GIVEN TASK:
Give every entry again, word for word.

____

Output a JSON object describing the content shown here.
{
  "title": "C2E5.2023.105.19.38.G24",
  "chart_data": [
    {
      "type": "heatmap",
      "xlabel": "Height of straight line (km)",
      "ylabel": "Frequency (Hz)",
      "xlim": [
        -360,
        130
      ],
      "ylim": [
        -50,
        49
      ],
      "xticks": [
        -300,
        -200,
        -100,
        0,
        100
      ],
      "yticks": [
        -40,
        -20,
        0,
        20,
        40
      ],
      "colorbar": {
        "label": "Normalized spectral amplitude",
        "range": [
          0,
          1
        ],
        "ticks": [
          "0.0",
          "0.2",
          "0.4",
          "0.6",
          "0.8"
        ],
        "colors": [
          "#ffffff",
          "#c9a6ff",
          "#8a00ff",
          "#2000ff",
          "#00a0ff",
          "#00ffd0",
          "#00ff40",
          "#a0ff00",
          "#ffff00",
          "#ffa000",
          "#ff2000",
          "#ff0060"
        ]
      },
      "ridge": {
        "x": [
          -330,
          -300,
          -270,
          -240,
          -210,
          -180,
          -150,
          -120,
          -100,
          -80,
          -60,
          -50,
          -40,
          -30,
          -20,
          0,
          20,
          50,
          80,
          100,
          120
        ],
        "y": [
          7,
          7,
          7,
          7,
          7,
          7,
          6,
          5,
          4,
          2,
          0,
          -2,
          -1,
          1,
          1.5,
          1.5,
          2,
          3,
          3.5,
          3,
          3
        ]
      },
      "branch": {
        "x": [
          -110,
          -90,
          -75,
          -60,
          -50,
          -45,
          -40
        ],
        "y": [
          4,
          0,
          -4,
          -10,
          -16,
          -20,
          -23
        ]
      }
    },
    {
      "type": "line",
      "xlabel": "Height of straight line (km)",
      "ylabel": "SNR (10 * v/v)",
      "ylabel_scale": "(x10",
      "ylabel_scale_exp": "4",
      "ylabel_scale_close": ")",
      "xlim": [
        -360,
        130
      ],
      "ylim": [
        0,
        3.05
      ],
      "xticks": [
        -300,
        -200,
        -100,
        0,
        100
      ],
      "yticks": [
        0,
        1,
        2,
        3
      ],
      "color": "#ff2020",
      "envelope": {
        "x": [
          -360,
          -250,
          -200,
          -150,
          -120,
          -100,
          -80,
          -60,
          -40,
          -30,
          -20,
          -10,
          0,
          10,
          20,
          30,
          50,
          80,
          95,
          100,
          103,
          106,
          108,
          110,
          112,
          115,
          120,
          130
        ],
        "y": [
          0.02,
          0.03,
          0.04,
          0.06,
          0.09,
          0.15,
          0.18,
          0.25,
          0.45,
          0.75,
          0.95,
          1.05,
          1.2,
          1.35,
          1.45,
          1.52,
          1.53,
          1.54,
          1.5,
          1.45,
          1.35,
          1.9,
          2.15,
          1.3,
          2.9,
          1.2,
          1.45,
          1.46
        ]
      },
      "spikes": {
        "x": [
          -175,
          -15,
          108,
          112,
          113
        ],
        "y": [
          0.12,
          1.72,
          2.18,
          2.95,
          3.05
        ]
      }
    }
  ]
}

____

ANSWER:
Output a JSON object describing the content shown here.
{
  "title": "C2E5.2023.105.19.38.G24",
  "chart_data": [
    {
      "type": "heatmap",
      "xlabel": "Height of straight line (km)",
      "ylabel": "Frequency (Hz)",
      "xlim": [
        -360,
        130
      ],
      "ylim": [
        -50,
        49
      ],
      "xticks": [
        -300,
        -200,
        -100,
        0,
        100
      ],
      "yticks": [
        -40,
        -20,
        0,
        20,
        40
      ],
      "colorbar": {
        "label": "Normalized spectral amplitude",
        "range": [
          0,
          1
        ],
        "ticks": [
          "0.0",
          "0.2",
          "0.4",
          "0.6",
          "0.8"
        ],
        "colors": [
          "#ffffff",
          "#c9a6ff",
          "#8a00ff",
          "#2000ff",
          "#00a0ff",
          "#00ffd0",
          "#00ff40",
          "#a0ff00",
          "#ffff00",
          "#ffa000",
          "#ff2000",
          "#ff0060"
        ]
      },
      "ridge": {
        "x": [
          -330,
          -300,
          -270,
          -240,
          -210,
          -180,
          -150,
          -120,
          -100,
          -80,
          -60,
          -50,
          -40,
          -30,
          -20,
          0,
          20,
          50,
          80,
          100,
          120
        ],
        "y": [
          7,
          7,
          7,
          7,
          7,
          7,
          6,
          5,
          4,
          2,
          0,
          -2,
          -1,
          1,
          1.5,
          1.5,
          2,
          3,
          3.5,
          3,
          3
        ]
      },
      "branch": {
        "x": [
          -110,
          -90,
          -75,
          -60,
          -50,
          -45,
          -40
        ],
        "y": [
          4,
          0,
          -4,
          -10,
          -16,
          -20,
          -23
        ]
      }
    },
    {
      "type": "line",
      "xlabel": "Height of straight line (km)",
      "ylabel": "SNR (10 * v/v)",
      "ylabel_scale": "(x10",
      "ylabel_scale_exp": "4",
      "ylabel_scale_close": ")",
      "xlim": [
        -360,
        130
      ],
      "ylim": [
        0,
        3.05
      ],
      "xticks": [
        -300,
        -200,
        -100,
        0,
        100
      ],
      "yticks": [
        0,
        1,
        2,
        3
      ],
      "color": "#ff2020",
      "envelope": {
        "x": [
          -360,
          -250,
          -200,
          -150,
          -120,
          -100,
          -80,
          -60,
          -40,
          -30,
          -20,
          -10,
          0,
          10,
          20,
          30,
          50,
          80,
          95,
          100,
          103,
          106,
          108,
          110,
          112,
          115,
          120,
          130
        ],
        "y": [
          0.02,
          0.03,
          0.04,
          0.06,
          0.09,
          0.15,
          0.18,
          0.25,
          0.45,
          0.75,
          0.95,
          1.05,
          1.2,
          1.35,
          1.45,
          1.52,
          1.53,
          1.54,
          1.5,
          1.45,
          1.35,
          1.9,
          2.15,
          1.3,
          2.9,
          1.2,
          1.45,
          1.46
        ]
      },
      "spikes": {
        "x": [
          -175,
          -15,
          108,
          112,
          113
        ],
        "y": [
          0.12,
          1.72,
          2.18,
          2.95,
          3.05
        ]
      }
    }
  ]
}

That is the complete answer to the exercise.